::: Data entries :::

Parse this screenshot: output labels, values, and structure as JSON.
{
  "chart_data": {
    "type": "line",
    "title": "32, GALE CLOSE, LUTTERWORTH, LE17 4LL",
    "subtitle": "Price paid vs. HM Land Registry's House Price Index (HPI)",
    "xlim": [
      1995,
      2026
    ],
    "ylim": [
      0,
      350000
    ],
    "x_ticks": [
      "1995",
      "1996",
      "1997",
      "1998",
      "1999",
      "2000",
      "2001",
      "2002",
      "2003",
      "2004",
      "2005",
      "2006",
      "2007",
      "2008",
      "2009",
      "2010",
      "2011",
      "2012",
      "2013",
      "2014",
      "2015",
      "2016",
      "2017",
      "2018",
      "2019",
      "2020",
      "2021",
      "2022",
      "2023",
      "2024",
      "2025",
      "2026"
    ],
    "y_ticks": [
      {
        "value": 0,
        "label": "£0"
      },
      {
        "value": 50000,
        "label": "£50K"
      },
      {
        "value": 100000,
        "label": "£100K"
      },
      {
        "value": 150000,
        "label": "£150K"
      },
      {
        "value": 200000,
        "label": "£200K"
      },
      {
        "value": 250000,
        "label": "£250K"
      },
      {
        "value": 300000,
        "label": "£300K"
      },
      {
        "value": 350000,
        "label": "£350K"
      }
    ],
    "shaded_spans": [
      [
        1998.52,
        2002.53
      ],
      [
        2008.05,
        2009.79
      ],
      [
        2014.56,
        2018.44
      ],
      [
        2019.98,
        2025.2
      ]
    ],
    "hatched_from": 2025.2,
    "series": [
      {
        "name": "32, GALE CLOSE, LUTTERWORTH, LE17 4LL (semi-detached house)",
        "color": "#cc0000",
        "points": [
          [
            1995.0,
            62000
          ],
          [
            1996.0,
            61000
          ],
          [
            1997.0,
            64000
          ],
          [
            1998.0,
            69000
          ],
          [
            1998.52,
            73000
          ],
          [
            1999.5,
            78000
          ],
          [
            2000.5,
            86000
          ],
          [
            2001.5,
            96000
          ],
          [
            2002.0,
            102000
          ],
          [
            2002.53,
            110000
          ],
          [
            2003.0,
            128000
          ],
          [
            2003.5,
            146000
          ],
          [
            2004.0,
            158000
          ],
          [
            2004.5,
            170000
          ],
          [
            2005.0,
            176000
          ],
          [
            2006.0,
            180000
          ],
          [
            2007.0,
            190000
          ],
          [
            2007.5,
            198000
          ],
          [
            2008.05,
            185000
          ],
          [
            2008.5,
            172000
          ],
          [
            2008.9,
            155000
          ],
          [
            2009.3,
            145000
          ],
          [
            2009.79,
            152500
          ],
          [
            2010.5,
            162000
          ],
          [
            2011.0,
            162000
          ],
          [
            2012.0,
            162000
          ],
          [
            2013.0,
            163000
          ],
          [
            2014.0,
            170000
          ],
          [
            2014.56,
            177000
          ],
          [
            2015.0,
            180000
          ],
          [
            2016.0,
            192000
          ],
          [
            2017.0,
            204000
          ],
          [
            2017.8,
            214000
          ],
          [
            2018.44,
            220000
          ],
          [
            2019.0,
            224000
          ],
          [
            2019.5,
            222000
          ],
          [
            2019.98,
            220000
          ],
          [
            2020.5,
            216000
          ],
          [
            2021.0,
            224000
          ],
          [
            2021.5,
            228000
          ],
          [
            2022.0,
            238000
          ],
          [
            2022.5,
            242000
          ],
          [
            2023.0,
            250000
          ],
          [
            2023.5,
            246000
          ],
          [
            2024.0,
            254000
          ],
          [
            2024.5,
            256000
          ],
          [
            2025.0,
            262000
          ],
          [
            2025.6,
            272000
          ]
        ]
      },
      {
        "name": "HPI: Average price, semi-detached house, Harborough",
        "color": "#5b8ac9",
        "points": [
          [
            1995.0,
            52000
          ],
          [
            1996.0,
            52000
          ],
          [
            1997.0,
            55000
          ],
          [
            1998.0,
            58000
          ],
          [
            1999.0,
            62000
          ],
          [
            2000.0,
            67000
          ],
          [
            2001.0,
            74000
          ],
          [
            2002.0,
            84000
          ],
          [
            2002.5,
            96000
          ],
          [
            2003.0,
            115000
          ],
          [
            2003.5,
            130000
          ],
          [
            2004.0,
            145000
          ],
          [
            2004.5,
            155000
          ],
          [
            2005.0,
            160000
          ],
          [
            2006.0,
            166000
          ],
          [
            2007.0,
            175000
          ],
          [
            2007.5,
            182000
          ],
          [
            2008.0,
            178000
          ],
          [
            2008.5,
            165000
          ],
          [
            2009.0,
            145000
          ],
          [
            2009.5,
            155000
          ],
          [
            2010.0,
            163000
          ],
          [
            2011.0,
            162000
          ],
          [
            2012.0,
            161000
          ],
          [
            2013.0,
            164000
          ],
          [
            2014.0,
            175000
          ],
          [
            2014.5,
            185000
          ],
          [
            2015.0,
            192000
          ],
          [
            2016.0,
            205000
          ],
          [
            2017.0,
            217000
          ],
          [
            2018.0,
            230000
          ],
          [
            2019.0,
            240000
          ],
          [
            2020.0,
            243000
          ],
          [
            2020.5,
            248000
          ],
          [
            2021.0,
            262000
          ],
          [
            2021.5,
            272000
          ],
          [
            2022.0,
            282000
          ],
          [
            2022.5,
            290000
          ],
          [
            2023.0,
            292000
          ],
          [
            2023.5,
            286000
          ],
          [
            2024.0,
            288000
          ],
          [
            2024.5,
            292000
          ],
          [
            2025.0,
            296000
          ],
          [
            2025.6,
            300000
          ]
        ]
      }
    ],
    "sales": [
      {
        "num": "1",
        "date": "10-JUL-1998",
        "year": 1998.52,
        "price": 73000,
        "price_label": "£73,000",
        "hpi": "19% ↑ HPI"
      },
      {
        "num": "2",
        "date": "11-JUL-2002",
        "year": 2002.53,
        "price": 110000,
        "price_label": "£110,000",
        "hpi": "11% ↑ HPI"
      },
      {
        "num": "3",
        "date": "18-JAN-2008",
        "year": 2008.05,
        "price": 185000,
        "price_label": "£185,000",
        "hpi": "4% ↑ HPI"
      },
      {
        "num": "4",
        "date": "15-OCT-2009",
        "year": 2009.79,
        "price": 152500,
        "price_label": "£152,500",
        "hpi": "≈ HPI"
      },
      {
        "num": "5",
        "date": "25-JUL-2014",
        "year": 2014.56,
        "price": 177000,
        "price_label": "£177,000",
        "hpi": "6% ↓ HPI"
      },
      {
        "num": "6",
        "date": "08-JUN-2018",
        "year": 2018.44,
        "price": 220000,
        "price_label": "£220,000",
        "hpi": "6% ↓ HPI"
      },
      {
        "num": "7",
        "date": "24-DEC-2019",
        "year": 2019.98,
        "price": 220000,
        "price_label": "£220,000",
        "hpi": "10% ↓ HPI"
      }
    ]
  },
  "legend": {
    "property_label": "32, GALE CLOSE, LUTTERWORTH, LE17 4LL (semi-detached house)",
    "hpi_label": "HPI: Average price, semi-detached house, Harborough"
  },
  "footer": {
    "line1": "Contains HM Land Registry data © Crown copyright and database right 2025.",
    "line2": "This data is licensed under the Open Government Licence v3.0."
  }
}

:::

Requirement =>
Take the lines above and print them exactly.

Written response =>
Parse this screenshot: output labels, values, and structure as JSON.
{
  "chart_data": {
    "type": "line",
    "title": "32, GALE CLOSE, LUTTERWORTH, LE17 4LL",
    "subtitle": "Price paid vs. HM Land Registry's House Price Index (HPI)",
    "xlim": [
      1995,
      2026
    ],
    "ylim": [
      0,
      350000
    ],
    "x_ticks": [
      "1995",
      "1996",
      "1997",
      "1998",
      "1999",
      "2000",
      "2001",
      "2002",
      "2003",
      "2004",
      "2005",
      "2006",
      "2007",
      "2008",
      "2009",
      "2010",
      "2011",
      "2012",
      "2013",
      "2014",
      "2015",
      "2016",
      "2017",
      "2018",
      "2019",
      "2020",
      "2021",
      "2022",
      "2023",
      "2024",
      "2025",
      "2026"
    ],
    "y_ticks": [
      {
        "value": 0,
        "label": "£0"
      },
      {
        "value": 50000,
        "label": "£50K"
      },
      {
        "value": 100000,
        "label": "£100K"
      },
      {
        "value": 150000,
        "label": "£150K"
      },
      {
        "value": 200000,
        "label": "£200K"
      },
      {
        "value": 250000,
        "label": "£250K"
      },
      {
        "value": 300000,
        "label": "£300K"
      },
      {
        "value": 350000,
        "label": "£350K"
      }
    ],
    "shaded_spans": [
      [
        1998.52,
        2002.53
      ],
      [
        2008.05,
        2009.79
      ],
      [
        2014.56,
        2018.44
      ],
      [
        2019.98,
        2025.2
      ]
    ],
    "hatched_from": 2025.2,
    "series": [
      {
        "name": "32, GALE CLOSE, LUTTERWORTH, LE17 4LL (semi-detached house)",
        "color": "#cc0000",
        "points": [
          [
            1995.0,
            62000
          ],
          [
            1996.0,
            61000
          ],
          [
            1997.0,
            64000
          ],
          [
            1998.0,
            69000
          ],
          [
            1998.52,
            73000
          ],
          [
            1999.5,
            78000
          ],
          [
            2000.5,
            86000
          ],
          [
            2001.5,
            96000
          ],
          [
            2002.0,
            102000
          ],
          [
            2002.53,
            110000
          ],
          [
            2003.0,
            128000
          ],
          [
            2003.5,
            146000
          ],
          [
            2004.0,
            158000
          ],
          [
            2004.5,
            170000
          ],
          [
            2005.0,
            176000
          ],
          [
            2006.0,
            180000
          ],
          [
            2007.0,
            190000
          ],
          [
            2007.5,
            198000
          ],
          [
            2008.05,
            185000
          ],
          [
            2008.5,
            172000
          ],
          [
            2008.9,
            155000
          ],
          [
            2009.3,
            145000
          ],
          [
            2009.79,
            152500
          ],
          [
            2010.5,
            162000
          ],
          [
            2011.0,
            162000
          ],
          [
            2012.0,
            162000
          ],
          [
            2013.0,
            163000
          ],
          [
            2014.0,
            170000
          ],
          [
            2014.56,
            177000
          ],
          [
            2015.0,
            180000
          ],
          [
            2016.0,
            192000
          ],
          [
            2017.0,
            204000
          ],
          [
            2017.8,
            214000
          ],
          [
            2018.44,
            220000
          ],
          [
            2019.0,
            224000
          ],
          [
            2019.5,
            222000
          ],
          [
            2019.98,
            220000
          ],
          [
            2020.5,
            216000
          ],
          [
            2021.0,
            224000
          ],
          [
            2021.5,
            228000
          ],
          [
            2022.0,
            238000
          ],
          [
            2022.5,
            242000
          ],
          [
            2023.0,
            250000
          ],
          [
            2023.5,
            246000
          ],
          [
            2024.0,
            254000
          ],
          [
            2024.5,
            256000
          ],
          [
            2025.0,
            262000
          ],
          [
            2025.6,
            272000
          ]
        ]
      },
      {
        "name": "HPI: Average price, semi-detached house, Harborough",
        "color": "#5b8ac9",
        "points": [
          [
            1995.0,
            52000
          ],
          [
            1996.0,
            52000
          ],
          [
            1997.0,
            55000
          ],
          [
            1998.0,
            58000
          ],
          [
            1999.0,
            62000
          ],
          [
            2000.0,
            67000
          ],
          [
            2001.0,
            74000
          ],
          [
            2002.0,
            84000
          ],
          [
            2002.5,
            96000
          ],
          [
            2003.0,
            115000
          ],
          [
            2003.5,
            130000
          ],
          [
            2004.0,
            145000
          ],
          [
            2004.5,
            155000
          ],
          [
            2005.0,
            160000
          ],
          [
            2006.0,
            166000
          ],
          [
            2007.0,
            175000
          ],
          [
            2007.5,
            182000
          ],
          [
            2008.0,
            178000
          ],
          [
            2008.5,
            165000
          ],
          [
            2009.0,
            145000
          ],
          [
            2009.5,
            155000
          ],
          [
            2010.0,
            163000
          ],
          [
            2011.0,
            162000
          ],
          [
            2012.0,
            161000
          ],
          [
            2013.0,
            164000
          ],
          [
            2014.0,
            175000
          ],
          [
            2014.5,
            185000
          ],
          [
            2015.0,
            192000
          ],
          [
            2016.0,
            205000
          ],
          [
            2017.0,
            217000
          ],
          [
            2018.0,
            230000
          ],
          [
            2019.0,
            240000
          ],
          [
            2020.0,
            243000
          ],
          [
            2020.5,
            248000
          ],
          [
            2021.0,
            262000
          ],
          [
            2021.5,
            272000
          ],
          [
            2022.0,
            282000
          ],
          [
            2022.5,
            290000
          ],
          [
            2023.0,
            292000
          ],
          [
            2023.5,
            286000
          ],
          [
            2024.0,
            288000
          ],
          [
            2024.5,
            292000
          ],
          [
            2025.0,
            296000
          ],
          [
            2025.6,
            300000
          ]
        ]
      }
    ],
    "sales": [
      {
        "num": "1",
        "date": "10-JUL-1998",
        "year": 1998.52,
        "price": 73000,
        "price_label": "£73,000",
        "hpi": "19% ↑ HPI"
      },
      {
        "num": "2",
        "date": "11-JUL-2002",
        "year": 2002.53,
        "price": 110000,
        "price_label": "£110,000",
        "hpi": "11% ↑ HPI"
      },
      {
        "num": "3",
        "date": "18-JAN-2008",
        "year": 2008.05,
        "price": 185000,
        "price_label": "£185,000",
        "hpi": "4% ↑ HPI"
      },
      {
        "num": "4",
        "date": "15-OCT-2009",
        "year": 2009.79,
        "price": 152500,
        "price_label": "£152,500",
        "hpi": "≈ HPI"
      },
      {
        "num": "5",
        "date": "25-JUL-2014",
        "year": 2014.56,
        "price": 177000,
        "price_label": "£177,000",
        "hpi": "6% ↓ HPI"
      },
      {
        "num": "6",
        "date": "08-JUN-2018",
        "year": 2018.44,
        "price": 220000,
        "price_label": "£220,000",
        "hpi": "6% ↓ HPI"
      },
      {
        "num": "7",
        "date": "24-DEC-2019",
        "year": 2019.98,
        "price": 220000,
        "price_label": "£220,000",
        "hpi": "10% ↓ HPI"
      }
    ]
  },
  "legend": {
    "property_label": "32, GALE CLOSE, LUTTERWORTH, LE17 4LL (semi-detached house)",
    "hpi_label": "HPI: Average price, semi-detached house, Harborough"
  },
  "footer": {
    "line1": "Contains HM Land Registry data © Crown copyright and database right 2025.",
    "line2": "This data is licensed under the Open Government Licence v3.0."
  }
}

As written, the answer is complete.